Return each line of the records holding the string "text".
:::::
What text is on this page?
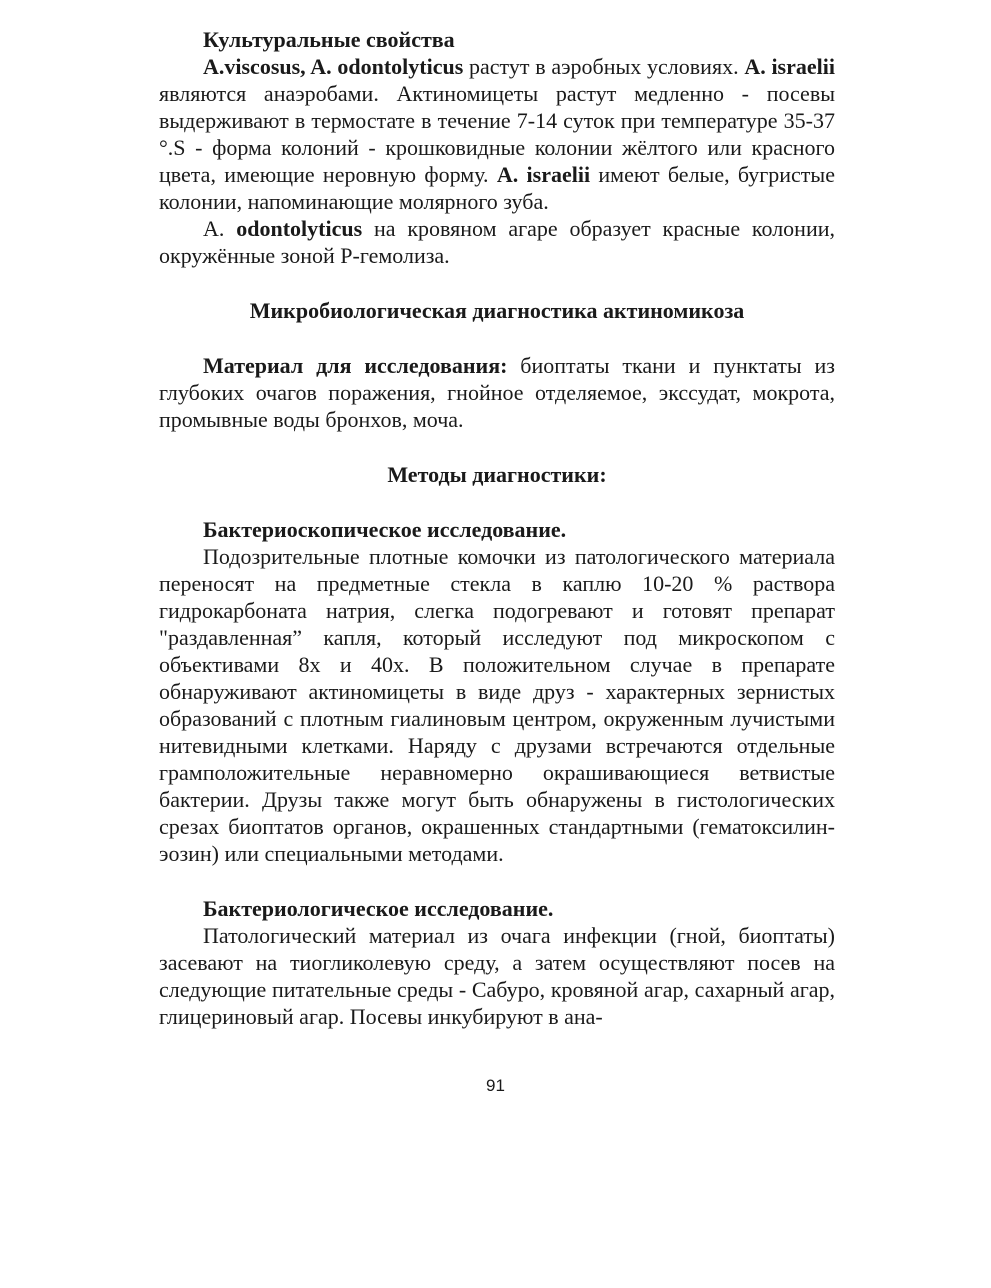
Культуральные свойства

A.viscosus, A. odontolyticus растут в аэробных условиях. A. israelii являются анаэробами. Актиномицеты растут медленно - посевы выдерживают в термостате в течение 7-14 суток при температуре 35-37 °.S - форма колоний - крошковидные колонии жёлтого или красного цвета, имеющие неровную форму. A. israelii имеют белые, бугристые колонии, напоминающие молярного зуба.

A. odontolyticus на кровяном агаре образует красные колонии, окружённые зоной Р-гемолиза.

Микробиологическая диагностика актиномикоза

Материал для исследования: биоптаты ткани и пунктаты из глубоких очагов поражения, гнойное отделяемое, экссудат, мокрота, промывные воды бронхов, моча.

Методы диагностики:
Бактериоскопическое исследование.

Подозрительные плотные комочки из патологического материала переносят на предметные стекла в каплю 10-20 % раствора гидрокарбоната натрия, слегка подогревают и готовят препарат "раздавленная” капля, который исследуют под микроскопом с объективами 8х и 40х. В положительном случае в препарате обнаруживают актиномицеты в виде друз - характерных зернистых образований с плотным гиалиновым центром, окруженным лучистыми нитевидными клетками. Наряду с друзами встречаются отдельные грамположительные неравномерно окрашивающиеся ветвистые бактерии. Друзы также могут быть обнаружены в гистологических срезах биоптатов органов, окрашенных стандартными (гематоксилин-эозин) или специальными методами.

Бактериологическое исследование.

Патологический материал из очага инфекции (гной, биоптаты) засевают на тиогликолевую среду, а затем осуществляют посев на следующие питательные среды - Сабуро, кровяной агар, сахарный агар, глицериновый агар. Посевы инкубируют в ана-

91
:::::
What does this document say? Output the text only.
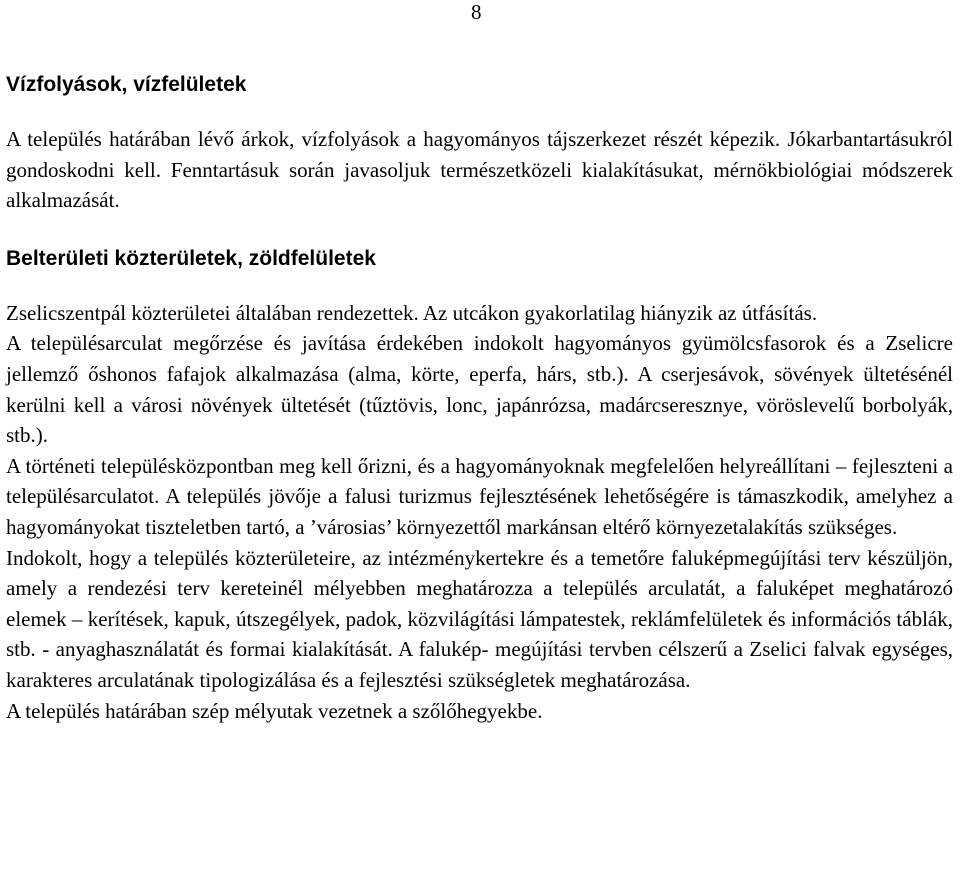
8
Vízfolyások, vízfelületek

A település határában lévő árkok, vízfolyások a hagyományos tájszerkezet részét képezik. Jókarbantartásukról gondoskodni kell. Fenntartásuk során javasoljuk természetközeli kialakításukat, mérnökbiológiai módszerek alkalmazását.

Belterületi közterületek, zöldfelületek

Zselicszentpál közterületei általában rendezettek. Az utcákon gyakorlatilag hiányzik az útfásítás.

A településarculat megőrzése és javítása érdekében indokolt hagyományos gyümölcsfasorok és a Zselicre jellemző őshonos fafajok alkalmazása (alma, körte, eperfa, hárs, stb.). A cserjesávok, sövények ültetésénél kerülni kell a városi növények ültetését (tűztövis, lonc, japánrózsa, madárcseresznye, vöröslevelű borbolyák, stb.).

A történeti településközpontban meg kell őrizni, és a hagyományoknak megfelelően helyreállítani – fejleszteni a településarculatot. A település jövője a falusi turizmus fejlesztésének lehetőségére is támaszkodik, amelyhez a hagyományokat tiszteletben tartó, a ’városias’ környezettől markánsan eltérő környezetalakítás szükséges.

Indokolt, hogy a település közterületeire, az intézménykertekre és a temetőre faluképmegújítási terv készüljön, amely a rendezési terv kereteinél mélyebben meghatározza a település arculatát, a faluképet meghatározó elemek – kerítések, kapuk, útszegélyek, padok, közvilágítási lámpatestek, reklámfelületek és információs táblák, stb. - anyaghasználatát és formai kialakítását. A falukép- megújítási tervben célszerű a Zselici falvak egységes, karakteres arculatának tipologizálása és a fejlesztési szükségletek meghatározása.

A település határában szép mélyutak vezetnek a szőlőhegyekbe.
:::::
ANSWER TO THE EXERCISE
What text is on this page?
What does this document say? Output the text only.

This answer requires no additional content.